▶ [Page excerpt]:
I think that it should be an error to try to do a sparse array divided by a sparse array, but we should support it if the fill value is nonzero. This already works, for example:

julia> A = redefault!(fsprand(5, 5, 0.5), 1.0)
SparseCOO{2} (1.0) [:,1:5]
├─ [2, 1]: 0.491575
├─ [3, 3]: 0.129094
├─ [5, 3]: 0.975127
├─ [3, 4]: 0.942453
├─ [2, 5]: 0.0867974
├─ [3, 5]: 0.292831
├─ [4, 5]: 0.331048
└─ [5, 5]: 0.364415

julia> 1 ./ A
Dense [:,1:5]
├─ [:, 1]: Dense [1:5]
│  ├─ [1]: 1.0
│  ├─ [2]: 2.03428
│  ├─ [3]: 1.0
│  ├─ [4]: 1.0
│  └─ [5]: 1.0
├─ [:, 2]: Dense [1:5]
│  ├─ [1]: 1.0
│  ├─ [2]: 1.0
│  ├─ [3]: 1.0
│  ├─ [4]: 1.0
│  └─ [5]: 1.0
├─ [:, 3]: Dense [1:5]
│  ├─ [1]: 1.0
│  ├─ [2]: 1.0
│  ├─ [3]: 7.74628
│  ├─ [4]: 1.0
│  └─ [5]: 1.02551
├─ [:, 4]: Dense [1:5]
│  ├─ [1]: 1.0
│  ├─ [2]: 1.0
│  ├─ [3]: 1.06106
│  ├─ [4]: 1.0
│  └─ [5]: 1.0
└─ [:, 5]: Dense [1:5]
   ├─ [1]: 1.0
   ├─ [2]: 11.5211
   ├─ [3]: 3.41494
   ├─ [4]: 3.02071
   └─ [5]: 2.74413

julia> default(1 ./ A)
1.0
willow-ahrens commented 3 months ago

@mtsokol I've closed as not planned since most of these involve 0//0 which is an error in python, but let me know if you feel strongly that any of these cases should work

hameerabbasi commented 3 months ago

Could you try with NumPy? A dense array (stored in a sparse format) would always fail for this op which doesn't seem right, as the fill value wouldn't ever be used.

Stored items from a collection
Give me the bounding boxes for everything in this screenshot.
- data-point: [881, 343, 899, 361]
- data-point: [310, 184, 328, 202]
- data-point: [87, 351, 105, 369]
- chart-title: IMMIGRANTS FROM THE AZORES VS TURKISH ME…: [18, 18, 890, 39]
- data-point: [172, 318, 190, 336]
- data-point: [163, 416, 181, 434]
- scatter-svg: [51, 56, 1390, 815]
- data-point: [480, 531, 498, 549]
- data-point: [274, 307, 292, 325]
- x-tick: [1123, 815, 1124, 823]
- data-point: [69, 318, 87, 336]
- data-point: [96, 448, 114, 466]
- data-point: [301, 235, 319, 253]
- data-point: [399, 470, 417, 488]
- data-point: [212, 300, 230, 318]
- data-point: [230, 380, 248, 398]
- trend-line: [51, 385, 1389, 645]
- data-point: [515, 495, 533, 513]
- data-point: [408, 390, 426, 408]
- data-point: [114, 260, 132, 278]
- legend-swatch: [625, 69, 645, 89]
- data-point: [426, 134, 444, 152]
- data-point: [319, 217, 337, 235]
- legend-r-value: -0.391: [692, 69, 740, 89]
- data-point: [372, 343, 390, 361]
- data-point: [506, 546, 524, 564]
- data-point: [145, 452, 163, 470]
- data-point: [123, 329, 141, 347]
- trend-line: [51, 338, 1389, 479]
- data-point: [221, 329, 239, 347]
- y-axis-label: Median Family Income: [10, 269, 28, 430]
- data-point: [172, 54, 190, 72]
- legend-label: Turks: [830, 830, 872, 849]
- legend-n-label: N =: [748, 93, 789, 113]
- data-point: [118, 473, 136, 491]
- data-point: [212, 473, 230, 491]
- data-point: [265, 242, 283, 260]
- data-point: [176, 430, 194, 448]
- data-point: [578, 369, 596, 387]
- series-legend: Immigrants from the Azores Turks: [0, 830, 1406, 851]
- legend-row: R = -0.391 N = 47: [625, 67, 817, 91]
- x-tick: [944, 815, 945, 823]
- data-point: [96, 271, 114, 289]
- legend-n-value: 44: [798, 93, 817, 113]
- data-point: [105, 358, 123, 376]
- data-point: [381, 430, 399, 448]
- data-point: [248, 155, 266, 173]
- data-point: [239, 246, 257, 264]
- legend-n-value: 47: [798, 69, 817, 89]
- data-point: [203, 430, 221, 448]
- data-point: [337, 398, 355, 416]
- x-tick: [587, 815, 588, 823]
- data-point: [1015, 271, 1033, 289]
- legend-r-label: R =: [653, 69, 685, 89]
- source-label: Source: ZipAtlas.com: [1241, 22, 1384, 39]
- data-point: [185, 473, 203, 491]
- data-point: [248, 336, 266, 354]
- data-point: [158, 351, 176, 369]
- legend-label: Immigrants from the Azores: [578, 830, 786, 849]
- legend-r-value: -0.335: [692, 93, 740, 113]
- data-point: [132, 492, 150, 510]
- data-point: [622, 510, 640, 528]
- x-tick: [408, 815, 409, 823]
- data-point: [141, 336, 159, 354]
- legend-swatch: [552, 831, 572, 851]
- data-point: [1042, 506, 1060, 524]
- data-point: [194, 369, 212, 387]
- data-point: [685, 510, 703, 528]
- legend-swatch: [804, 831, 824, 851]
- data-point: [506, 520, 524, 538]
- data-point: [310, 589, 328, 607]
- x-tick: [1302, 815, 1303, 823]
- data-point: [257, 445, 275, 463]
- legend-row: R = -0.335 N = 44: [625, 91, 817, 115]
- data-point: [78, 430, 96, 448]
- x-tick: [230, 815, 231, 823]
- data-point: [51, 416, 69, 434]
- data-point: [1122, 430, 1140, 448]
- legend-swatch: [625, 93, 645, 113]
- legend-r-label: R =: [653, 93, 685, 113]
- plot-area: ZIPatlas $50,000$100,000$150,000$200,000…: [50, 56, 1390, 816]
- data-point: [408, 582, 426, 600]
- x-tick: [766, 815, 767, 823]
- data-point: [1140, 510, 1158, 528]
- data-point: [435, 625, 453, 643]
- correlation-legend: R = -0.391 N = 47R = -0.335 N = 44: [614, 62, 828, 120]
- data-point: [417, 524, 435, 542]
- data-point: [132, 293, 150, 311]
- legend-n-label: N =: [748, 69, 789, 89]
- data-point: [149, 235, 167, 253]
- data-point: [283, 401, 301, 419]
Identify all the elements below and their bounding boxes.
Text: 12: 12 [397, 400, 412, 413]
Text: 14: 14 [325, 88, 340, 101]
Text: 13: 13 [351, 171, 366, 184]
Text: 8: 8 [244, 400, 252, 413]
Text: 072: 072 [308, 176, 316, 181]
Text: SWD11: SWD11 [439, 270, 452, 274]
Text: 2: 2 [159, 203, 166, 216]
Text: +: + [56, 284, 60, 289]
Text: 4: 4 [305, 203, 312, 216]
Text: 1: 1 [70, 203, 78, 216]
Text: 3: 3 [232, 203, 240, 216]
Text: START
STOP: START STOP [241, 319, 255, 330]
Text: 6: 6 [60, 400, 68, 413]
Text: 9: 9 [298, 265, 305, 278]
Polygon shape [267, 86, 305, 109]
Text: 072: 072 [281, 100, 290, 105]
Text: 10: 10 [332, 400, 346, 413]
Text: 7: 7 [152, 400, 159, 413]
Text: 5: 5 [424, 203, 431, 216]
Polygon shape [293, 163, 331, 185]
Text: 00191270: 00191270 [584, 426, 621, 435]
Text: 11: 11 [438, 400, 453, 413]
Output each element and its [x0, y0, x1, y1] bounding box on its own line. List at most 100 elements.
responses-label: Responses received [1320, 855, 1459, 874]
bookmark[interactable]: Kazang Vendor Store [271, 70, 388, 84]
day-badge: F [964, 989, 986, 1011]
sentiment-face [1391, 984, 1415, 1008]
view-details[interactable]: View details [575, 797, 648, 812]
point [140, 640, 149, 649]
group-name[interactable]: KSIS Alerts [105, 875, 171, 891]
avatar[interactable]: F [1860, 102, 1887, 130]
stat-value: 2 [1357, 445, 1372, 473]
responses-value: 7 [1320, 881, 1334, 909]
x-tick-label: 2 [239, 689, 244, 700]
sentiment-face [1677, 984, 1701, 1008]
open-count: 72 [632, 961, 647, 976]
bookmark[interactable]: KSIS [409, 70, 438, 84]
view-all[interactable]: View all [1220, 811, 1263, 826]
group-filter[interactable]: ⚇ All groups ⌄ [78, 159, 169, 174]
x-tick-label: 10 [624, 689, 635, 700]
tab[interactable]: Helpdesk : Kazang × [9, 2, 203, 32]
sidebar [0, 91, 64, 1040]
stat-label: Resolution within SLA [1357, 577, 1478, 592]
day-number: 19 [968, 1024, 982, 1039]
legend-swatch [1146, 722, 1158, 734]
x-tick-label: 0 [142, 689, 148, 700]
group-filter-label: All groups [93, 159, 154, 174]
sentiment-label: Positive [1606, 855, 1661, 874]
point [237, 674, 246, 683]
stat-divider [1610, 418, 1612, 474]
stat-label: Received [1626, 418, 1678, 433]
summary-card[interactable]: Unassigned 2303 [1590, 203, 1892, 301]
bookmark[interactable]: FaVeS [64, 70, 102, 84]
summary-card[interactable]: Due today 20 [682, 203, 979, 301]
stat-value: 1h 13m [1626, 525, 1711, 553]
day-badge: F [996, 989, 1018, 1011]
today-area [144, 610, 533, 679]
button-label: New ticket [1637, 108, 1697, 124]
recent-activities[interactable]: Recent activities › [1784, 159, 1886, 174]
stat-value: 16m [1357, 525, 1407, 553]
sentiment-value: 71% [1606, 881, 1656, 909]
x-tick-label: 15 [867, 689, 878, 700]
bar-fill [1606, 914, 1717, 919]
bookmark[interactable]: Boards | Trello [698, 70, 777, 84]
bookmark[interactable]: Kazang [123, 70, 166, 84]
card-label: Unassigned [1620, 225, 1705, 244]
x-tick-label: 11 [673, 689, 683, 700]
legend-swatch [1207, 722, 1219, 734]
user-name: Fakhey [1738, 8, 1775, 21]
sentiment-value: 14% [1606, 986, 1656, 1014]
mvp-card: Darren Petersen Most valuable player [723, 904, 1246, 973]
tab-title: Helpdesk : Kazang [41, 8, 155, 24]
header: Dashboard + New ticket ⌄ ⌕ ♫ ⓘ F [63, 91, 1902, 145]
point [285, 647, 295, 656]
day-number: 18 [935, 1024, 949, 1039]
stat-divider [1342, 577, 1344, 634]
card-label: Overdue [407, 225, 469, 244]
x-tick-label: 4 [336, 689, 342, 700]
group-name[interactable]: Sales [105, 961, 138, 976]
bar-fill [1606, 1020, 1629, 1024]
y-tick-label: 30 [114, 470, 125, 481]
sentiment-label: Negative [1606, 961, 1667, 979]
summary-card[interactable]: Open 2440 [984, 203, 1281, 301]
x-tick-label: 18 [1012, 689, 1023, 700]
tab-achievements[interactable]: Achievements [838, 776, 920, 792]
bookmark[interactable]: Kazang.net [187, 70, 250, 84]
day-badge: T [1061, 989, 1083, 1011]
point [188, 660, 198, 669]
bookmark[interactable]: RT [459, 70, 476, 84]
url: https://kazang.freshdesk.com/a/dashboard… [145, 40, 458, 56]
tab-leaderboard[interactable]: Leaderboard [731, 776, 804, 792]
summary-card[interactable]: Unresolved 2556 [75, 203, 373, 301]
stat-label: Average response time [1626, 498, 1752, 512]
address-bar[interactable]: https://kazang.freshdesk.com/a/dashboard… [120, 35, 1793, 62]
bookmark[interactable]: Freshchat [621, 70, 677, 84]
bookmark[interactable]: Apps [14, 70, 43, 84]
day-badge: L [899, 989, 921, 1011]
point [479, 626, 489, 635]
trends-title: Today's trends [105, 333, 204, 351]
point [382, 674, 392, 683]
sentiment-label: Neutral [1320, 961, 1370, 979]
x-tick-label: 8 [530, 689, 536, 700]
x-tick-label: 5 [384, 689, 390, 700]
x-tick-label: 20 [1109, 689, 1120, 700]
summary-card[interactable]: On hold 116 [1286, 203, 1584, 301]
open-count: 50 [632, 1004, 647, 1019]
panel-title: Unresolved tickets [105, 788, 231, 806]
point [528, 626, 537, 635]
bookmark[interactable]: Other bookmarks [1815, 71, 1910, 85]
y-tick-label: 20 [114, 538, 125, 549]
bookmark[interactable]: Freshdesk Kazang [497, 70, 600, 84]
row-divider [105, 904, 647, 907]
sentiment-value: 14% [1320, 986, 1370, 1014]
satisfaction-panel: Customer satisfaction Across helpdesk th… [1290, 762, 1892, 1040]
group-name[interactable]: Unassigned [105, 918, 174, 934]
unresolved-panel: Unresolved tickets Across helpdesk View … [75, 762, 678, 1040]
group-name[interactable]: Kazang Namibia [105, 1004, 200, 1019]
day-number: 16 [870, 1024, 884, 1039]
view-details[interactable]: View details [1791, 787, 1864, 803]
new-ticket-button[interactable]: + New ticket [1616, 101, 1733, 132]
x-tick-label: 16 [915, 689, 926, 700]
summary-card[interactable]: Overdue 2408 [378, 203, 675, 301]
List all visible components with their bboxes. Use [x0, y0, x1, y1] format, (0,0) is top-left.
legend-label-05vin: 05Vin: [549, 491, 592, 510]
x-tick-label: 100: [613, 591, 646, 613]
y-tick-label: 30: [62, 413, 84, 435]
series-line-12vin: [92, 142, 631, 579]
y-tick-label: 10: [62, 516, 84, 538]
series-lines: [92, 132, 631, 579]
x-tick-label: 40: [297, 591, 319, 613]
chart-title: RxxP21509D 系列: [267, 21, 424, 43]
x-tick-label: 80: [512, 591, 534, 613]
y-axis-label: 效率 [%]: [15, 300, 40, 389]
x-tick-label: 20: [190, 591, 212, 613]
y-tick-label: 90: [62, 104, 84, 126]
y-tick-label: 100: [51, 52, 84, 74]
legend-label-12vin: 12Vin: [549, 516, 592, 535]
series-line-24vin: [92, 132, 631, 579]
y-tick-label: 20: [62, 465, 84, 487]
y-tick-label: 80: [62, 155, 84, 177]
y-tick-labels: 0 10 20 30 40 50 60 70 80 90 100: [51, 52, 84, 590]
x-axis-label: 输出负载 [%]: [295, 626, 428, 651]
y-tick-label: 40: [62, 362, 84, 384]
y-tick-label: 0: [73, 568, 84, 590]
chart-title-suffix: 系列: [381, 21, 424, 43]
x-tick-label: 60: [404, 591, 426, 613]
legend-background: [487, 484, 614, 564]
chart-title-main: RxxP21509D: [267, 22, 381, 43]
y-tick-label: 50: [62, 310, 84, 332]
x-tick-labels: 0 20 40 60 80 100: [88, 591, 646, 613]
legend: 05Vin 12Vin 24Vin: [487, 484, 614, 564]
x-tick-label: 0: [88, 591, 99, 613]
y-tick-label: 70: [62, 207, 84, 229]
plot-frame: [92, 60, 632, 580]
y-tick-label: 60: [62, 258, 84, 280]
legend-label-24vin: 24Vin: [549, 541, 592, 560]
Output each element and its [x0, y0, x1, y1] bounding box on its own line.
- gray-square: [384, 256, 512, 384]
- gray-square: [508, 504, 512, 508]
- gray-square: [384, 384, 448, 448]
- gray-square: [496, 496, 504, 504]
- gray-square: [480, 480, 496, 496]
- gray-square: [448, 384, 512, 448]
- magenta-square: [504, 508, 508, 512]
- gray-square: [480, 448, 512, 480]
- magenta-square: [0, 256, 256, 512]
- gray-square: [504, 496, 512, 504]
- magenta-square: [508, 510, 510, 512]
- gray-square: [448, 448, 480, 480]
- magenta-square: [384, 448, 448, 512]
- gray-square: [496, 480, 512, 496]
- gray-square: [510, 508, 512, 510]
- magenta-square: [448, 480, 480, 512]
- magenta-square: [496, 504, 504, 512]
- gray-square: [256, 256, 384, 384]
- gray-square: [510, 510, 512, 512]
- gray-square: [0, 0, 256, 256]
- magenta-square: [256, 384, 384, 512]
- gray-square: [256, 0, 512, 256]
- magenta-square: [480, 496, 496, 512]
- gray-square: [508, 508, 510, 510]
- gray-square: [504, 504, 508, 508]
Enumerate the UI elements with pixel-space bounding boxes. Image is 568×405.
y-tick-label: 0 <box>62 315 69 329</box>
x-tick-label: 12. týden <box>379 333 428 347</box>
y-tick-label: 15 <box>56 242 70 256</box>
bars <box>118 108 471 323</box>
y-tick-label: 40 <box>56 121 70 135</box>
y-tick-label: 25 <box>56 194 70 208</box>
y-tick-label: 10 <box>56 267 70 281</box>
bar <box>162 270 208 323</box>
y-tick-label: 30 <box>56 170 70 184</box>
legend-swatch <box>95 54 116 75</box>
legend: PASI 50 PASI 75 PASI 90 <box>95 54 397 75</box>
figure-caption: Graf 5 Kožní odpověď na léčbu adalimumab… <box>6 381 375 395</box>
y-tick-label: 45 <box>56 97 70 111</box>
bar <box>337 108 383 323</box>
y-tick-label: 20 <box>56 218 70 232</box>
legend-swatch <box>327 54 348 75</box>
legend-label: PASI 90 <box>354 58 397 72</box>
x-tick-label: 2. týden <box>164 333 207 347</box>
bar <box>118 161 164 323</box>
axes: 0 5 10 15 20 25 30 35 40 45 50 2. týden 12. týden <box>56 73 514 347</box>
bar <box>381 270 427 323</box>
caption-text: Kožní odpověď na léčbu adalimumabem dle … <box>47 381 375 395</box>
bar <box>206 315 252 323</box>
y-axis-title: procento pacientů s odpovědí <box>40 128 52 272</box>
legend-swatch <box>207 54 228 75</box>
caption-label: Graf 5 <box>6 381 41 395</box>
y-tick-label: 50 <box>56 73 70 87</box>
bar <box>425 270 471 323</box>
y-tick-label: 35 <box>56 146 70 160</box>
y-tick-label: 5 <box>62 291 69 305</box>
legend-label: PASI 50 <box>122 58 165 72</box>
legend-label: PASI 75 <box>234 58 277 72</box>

▶ [Your goal]: Write out the passage of the sparse array division discussion above, everything from "I think that" down to "5, 0.5), 1.0)".

▶ [Task solution]:
I think that it should be an error to try to do a sparse array divided by a sparse array, but we should support it if the fill value is nonzero. This already works, for example:

julia> A = redefault!(fsprand(5, 5, 0.5), 1.0)